## BEGIN SUPPLIED DATA

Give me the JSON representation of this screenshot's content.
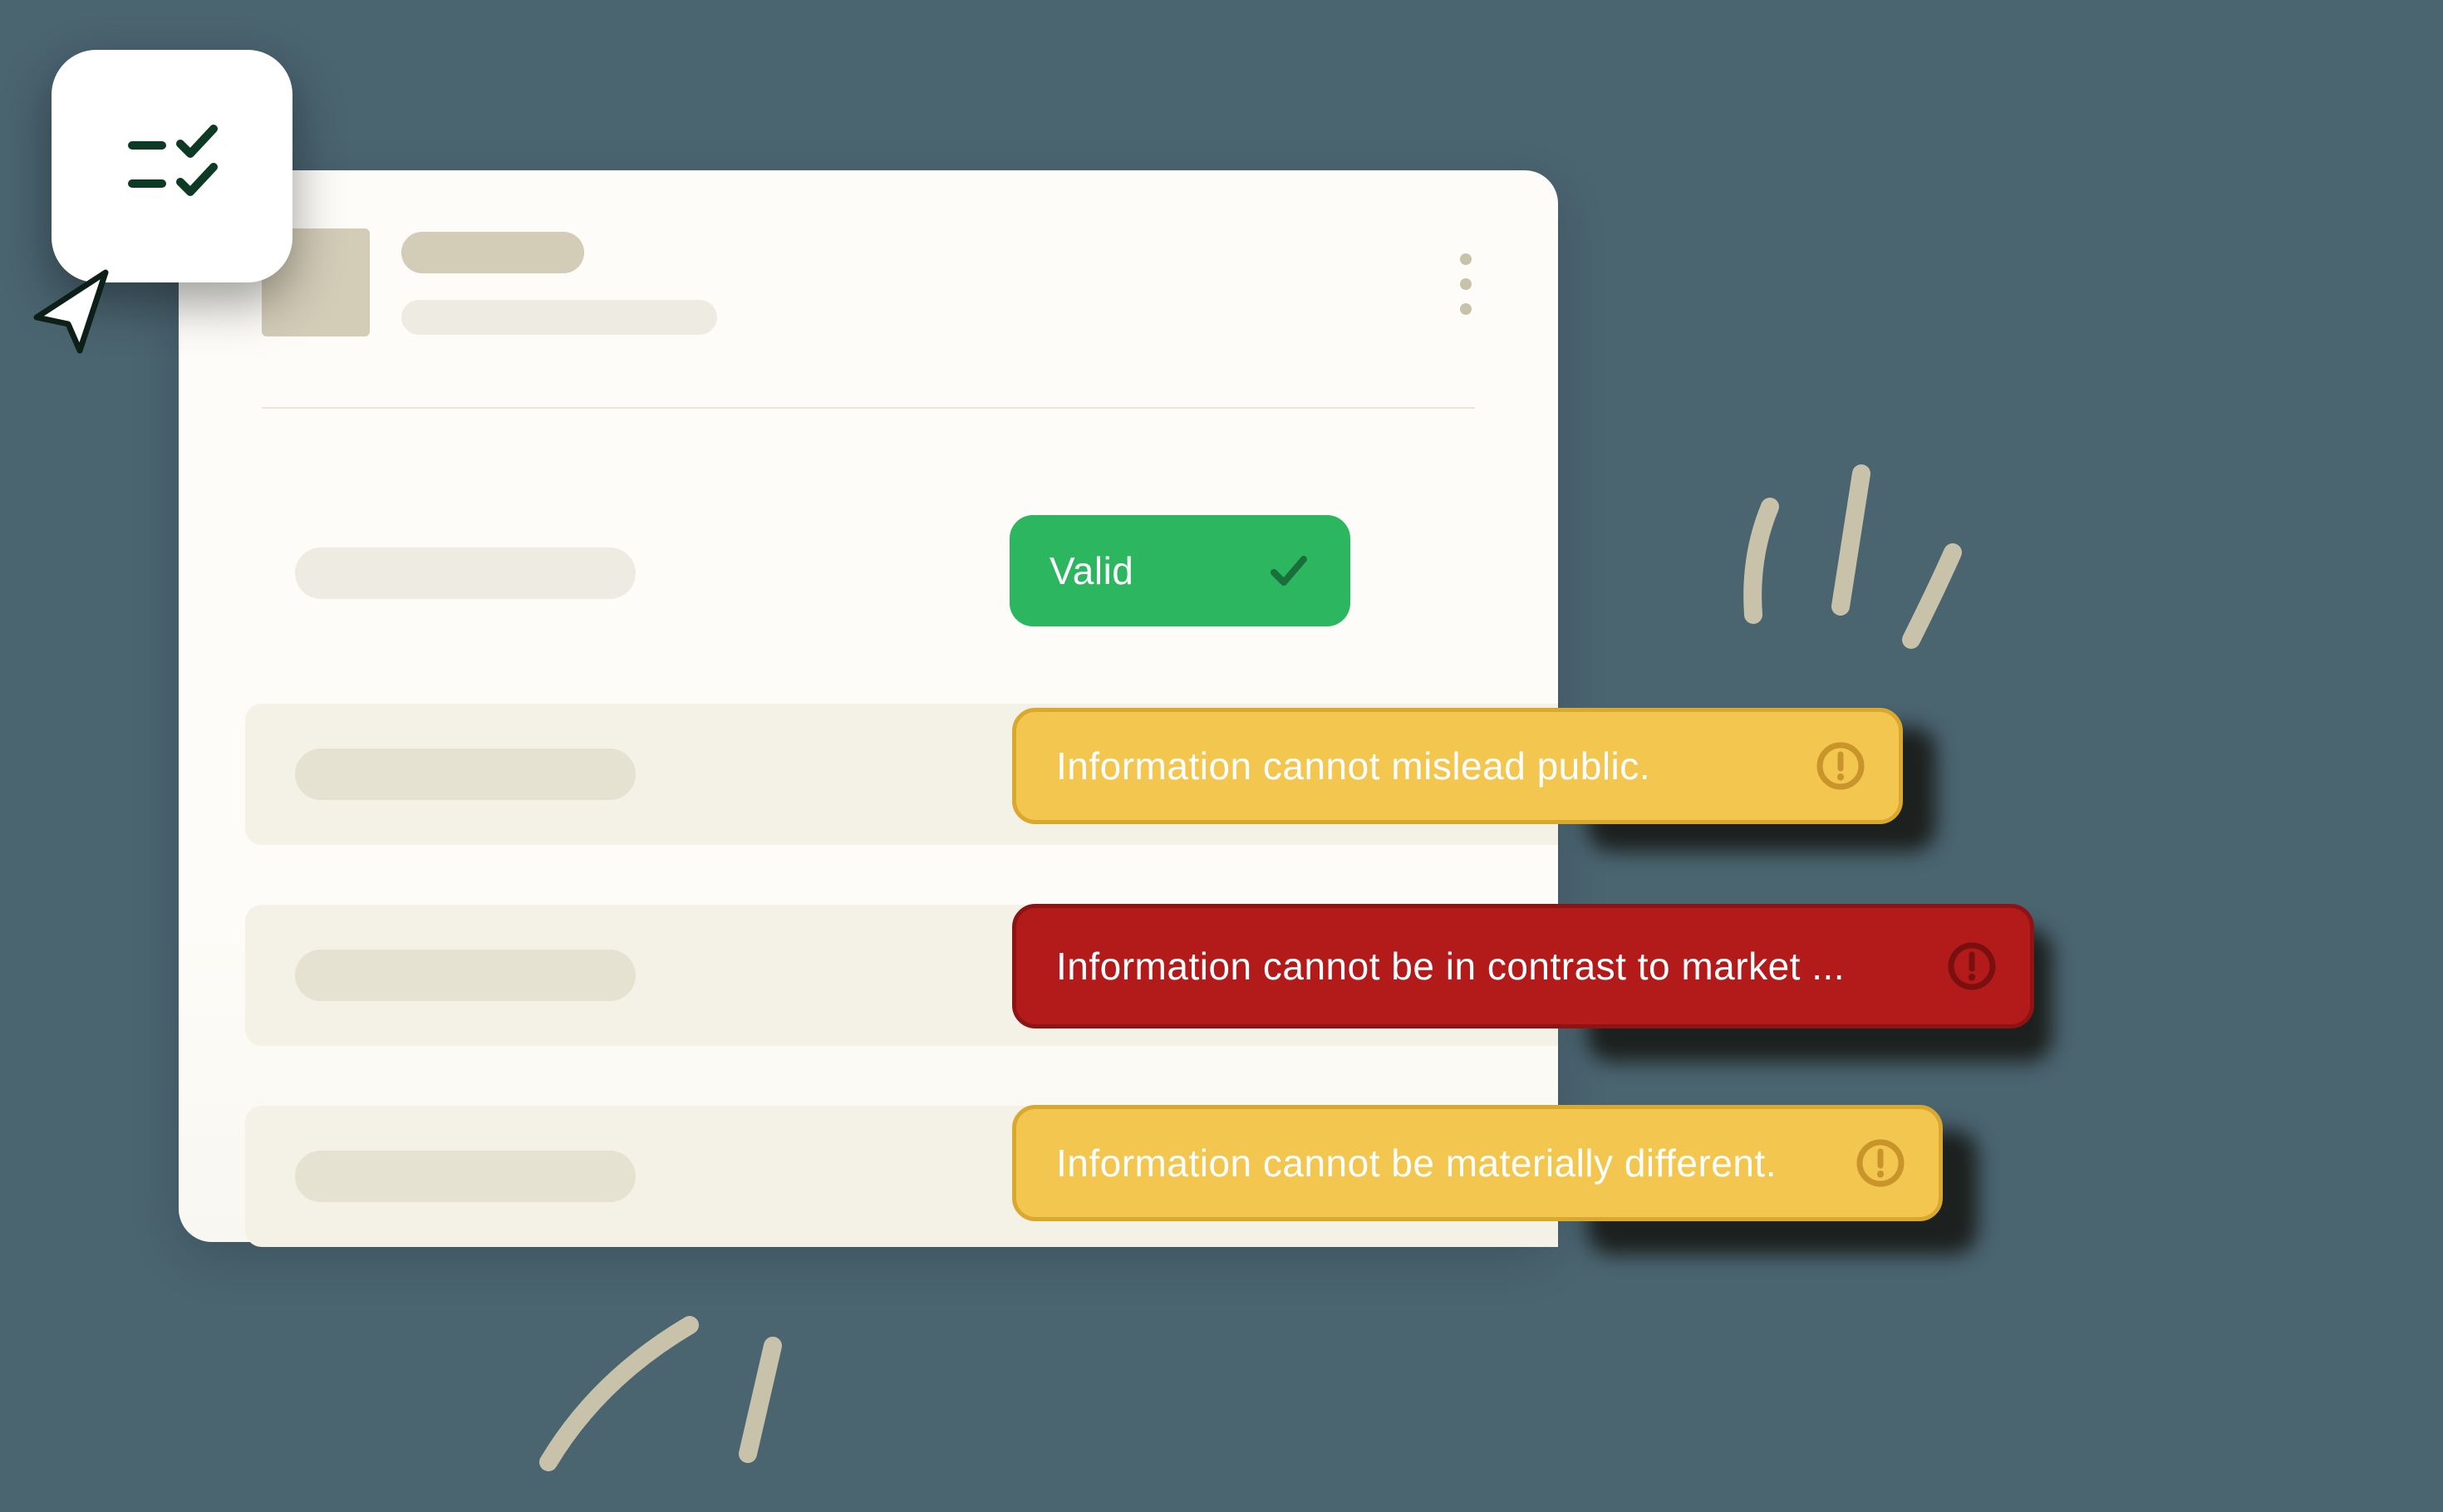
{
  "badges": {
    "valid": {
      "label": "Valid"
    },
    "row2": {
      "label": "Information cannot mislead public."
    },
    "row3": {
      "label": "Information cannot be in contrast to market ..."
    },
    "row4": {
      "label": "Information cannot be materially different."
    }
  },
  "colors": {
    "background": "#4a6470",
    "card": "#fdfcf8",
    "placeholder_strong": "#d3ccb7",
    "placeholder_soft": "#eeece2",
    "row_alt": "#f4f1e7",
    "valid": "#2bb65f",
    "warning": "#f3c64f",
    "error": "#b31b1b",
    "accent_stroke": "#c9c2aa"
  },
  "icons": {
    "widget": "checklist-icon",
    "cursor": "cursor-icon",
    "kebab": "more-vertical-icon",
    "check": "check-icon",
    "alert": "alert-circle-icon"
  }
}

## END SUPPLIED DATA

__STATED PROBLEM__
Make an exact copy of the data, leaving its pictures out.

__SOLUTION TO THE EXERCISE__
Give me the JSON representation of this screenshot's content.
{
  "badges": {
    "valid": {
      "label": "Valid"
    },
    "row2": {
      "label": "Information cannot mislead public."
    },
    "row3": {
      "label": "Information cannot be in contrast to market ..."
    },
    "row4": {
      "label": "Information cannot be materially different."
    }
  },
  "colors": {
    "background": "#4a6470",
    "card": "#fdfcf8",
    "placeholder_strong": "#d3ccb7",
    "placeholder_soft": "#eeece2",
    "row_alt": "#f4f1e7",
    "valid": "#2bb65f",
    "warning": "#f3c64f",
    "error": "#b31b1b",
    "accent_stroke": "#c9c2aa"
  },
  "icons": {
    "widget": "checklist-icon",
    "cursor": "cursor-icon",
    "kebab": "more-vertical-icon",
    "check": "check-icon",
    "alert": "alert-circle-icon"
  }
}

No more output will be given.